Data entries:
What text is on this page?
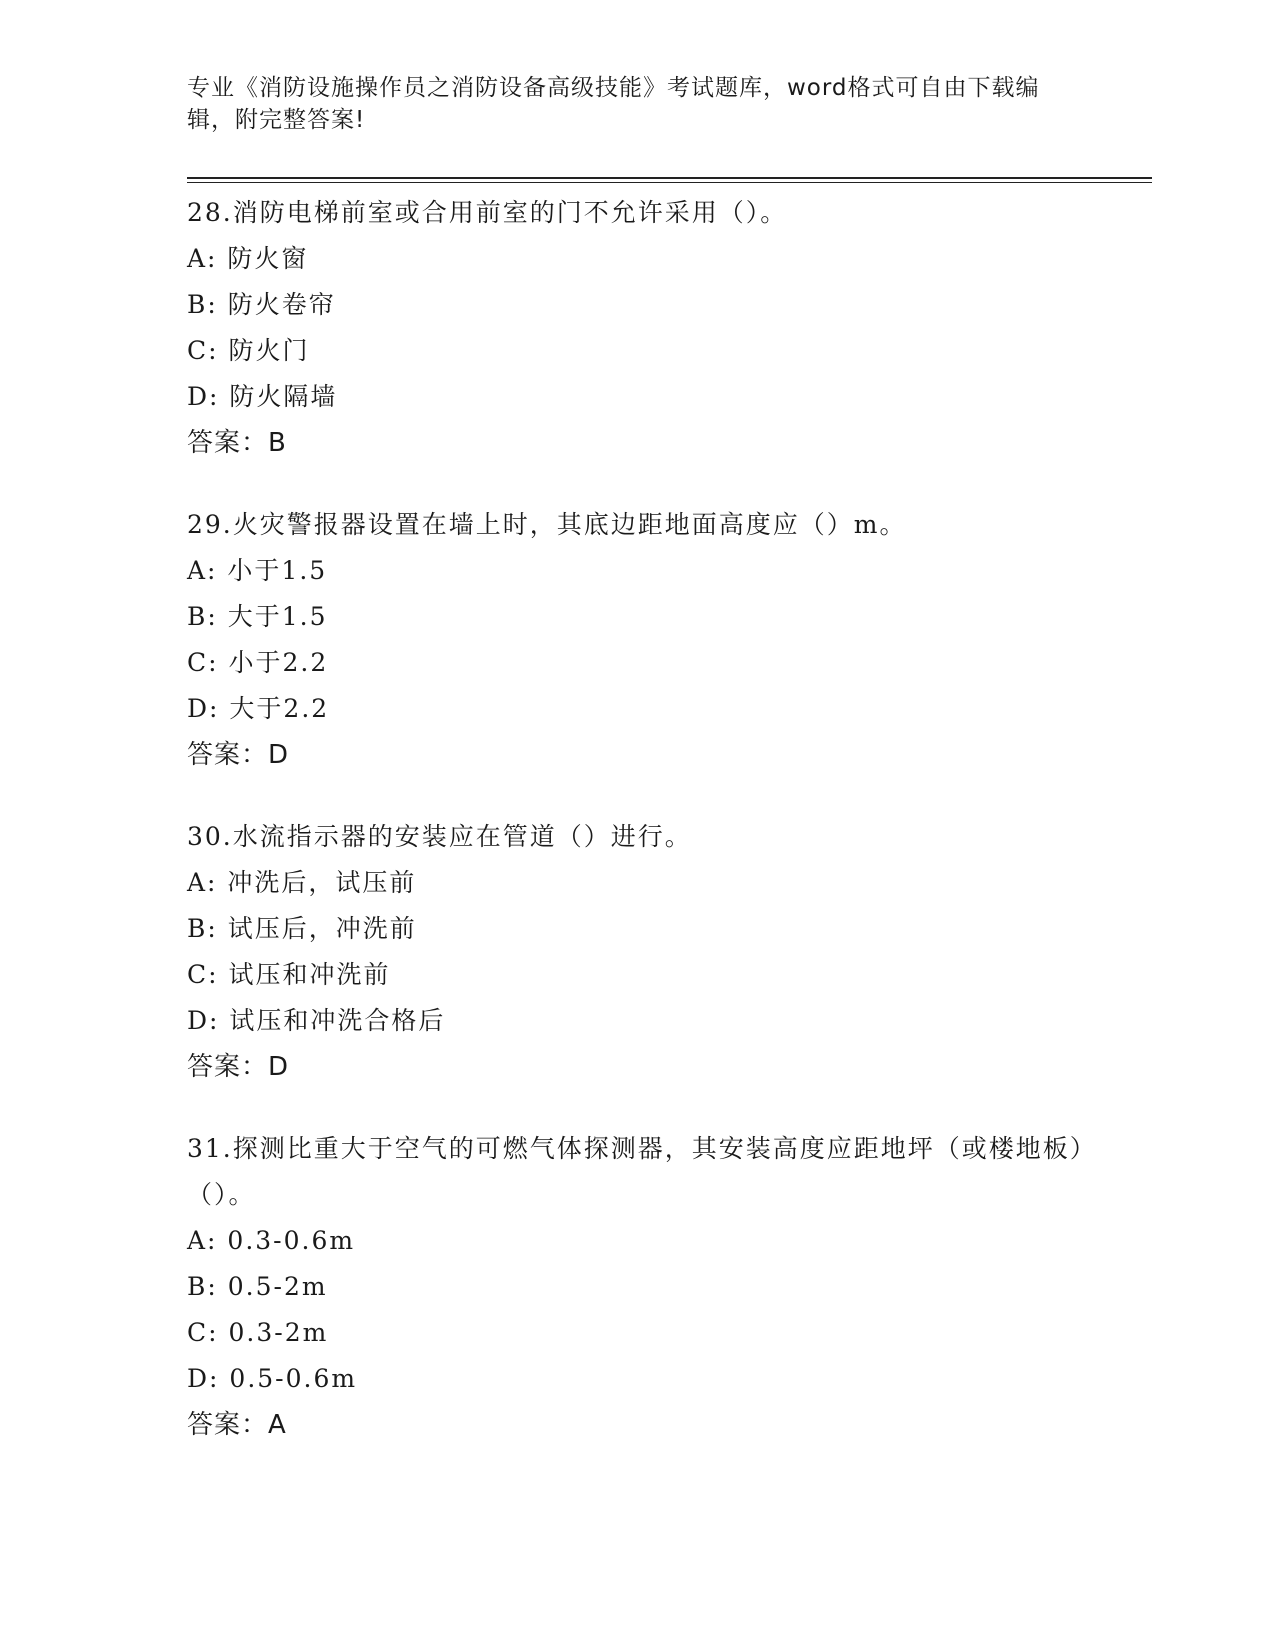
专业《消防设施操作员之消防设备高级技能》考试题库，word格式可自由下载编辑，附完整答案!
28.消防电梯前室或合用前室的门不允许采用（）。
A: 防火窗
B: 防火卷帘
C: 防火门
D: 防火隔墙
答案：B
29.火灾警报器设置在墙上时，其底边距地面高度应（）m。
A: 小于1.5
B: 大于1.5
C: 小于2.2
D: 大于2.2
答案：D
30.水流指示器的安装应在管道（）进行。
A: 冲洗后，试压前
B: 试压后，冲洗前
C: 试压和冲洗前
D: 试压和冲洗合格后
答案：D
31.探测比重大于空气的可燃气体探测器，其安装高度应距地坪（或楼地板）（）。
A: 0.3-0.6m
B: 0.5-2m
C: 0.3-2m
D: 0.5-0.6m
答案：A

* * *

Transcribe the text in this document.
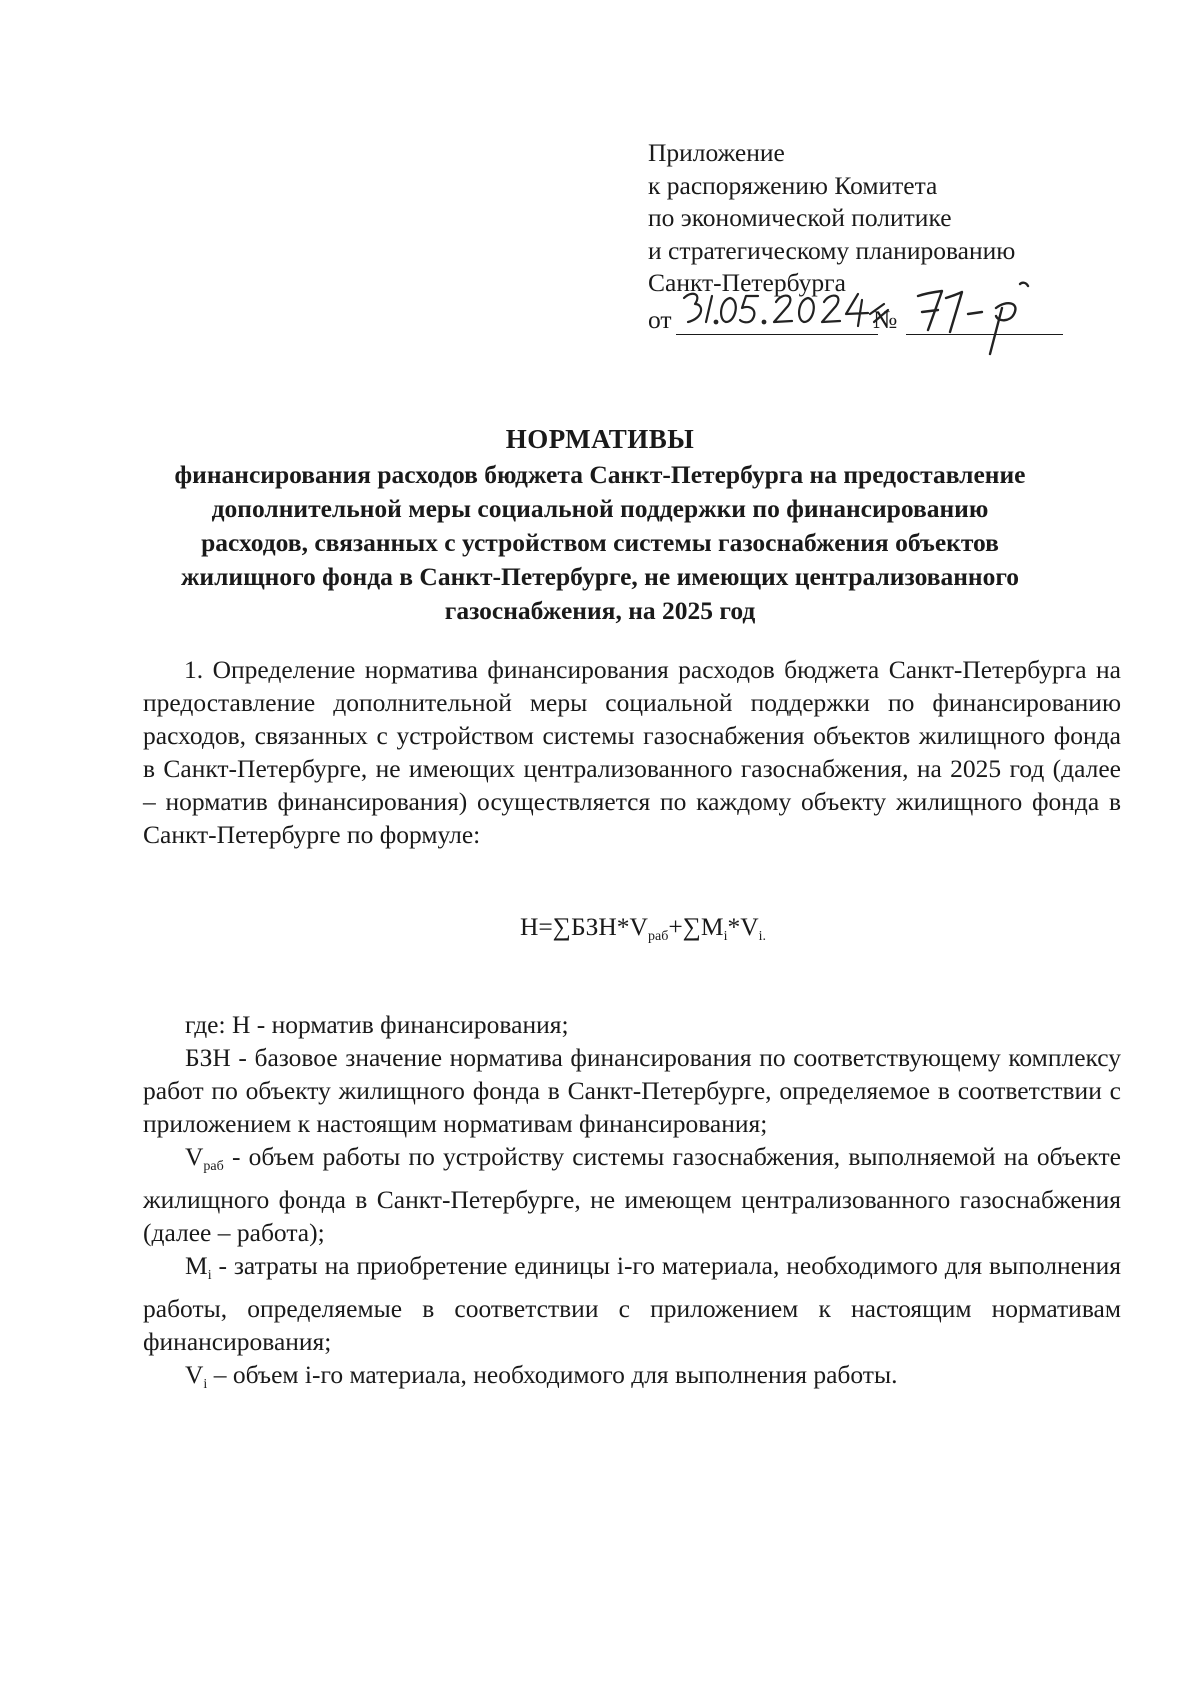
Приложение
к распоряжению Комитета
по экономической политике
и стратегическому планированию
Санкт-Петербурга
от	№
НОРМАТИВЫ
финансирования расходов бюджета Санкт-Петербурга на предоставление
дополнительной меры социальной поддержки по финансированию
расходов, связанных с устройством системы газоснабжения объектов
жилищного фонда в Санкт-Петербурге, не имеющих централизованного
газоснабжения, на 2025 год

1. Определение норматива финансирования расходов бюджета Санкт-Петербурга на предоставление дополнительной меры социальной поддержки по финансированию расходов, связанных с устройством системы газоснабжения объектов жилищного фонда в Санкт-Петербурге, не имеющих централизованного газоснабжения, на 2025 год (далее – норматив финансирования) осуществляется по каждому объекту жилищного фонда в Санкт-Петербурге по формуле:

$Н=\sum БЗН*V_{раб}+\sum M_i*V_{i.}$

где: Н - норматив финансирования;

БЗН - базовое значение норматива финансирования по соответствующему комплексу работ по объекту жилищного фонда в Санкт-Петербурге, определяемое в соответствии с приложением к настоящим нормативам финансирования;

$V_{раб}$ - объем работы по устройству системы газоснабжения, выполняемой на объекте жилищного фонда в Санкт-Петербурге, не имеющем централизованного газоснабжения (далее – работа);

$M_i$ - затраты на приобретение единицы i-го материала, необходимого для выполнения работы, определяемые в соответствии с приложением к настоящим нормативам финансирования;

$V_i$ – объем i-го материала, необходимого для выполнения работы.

◆ **WRITTEN EXERCISE**: From the entries above, copy every line where the word "Петербурге" shows up.

◆ **TASK RESULT**:
жилищного фонда в Санкт-Петербурге, не имеющих централизованного
1. Определение норматива финансирования расходов бюджета Санкт-Петербурга на предоставление дополнительной меры социальной поддержки по финансированию расходов, связанных с устройством системы газоснабжения объектов жилищного фонда в Санкт-Петербурге, не имеющих централизованного газоснабжения, на 2025 год (далее – норматив финансирования) осуществляется по каждому объекту жилищного фонда в Санкт-Петербурге по формуле:
БЗН - базовое значение норматива финансирования по соответствующему комплексу работ по объекту жилищного фонда в Санкт-Петербурге, определяемое в соответствии с приложением к настоящим нормативам финансирования;
$V_{раб}$ - объем работы по устройству системы газоснабжения, выполняемой на объекте жилищного фонда в Санкт-Петербурге, не имеющем централизованного газоснабжения (далее – работа);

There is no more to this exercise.